-- Directions --
Take the material below and write it all out again exactly.

-- Listed entries --

====

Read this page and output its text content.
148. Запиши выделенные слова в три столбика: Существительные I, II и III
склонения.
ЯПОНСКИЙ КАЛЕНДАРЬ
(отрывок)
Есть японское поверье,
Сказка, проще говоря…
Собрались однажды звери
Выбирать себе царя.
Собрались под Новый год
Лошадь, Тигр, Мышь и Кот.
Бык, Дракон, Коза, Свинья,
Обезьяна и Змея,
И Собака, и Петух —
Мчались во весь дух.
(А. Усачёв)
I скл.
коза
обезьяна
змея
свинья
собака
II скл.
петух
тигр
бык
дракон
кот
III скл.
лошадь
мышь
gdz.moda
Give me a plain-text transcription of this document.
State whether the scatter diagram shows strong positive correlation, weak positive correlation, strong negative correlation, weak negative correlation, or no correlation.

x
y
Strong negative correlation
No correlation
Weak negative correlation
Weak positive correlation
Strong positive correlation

====

-- Solution to this problem --
Read this page and output its text content.
148. Запиши выделенные слова в три столбика: Существительные I, II и III
склонения.
ЯПОНСКИЙ КАЛЕНДАРЬ
(отрывок)
Есть японское поверье,
Сказка, проще говоря…
Собрались однажды звери
Выбирать себе царя.
Собрались под Новый год
Лошадь, Тигр, Мышь и Кот.
Бык, Дракон, Коза, Свинья,
Обезьяна и Змея,
И Собака, и Петух —
Мчались во весь дух.
(А. Усачёв)
I скл.
коза
обезьяна
змея
свинья
собака
II скл.
петух
тигр
бык
дракон
кот
III скл.
лошадь
мышь
gdz.moda
Give me a plain-text transcription of this document.
State whether the scatter diagram shows strong positive correlation, weak positive correlation, strong negative correlation, weak negative correlation, or no correlation.

x
y
Strong negative correlation
No correlation
Weak negative correlation
Weak positive correlation
Strong positive correlation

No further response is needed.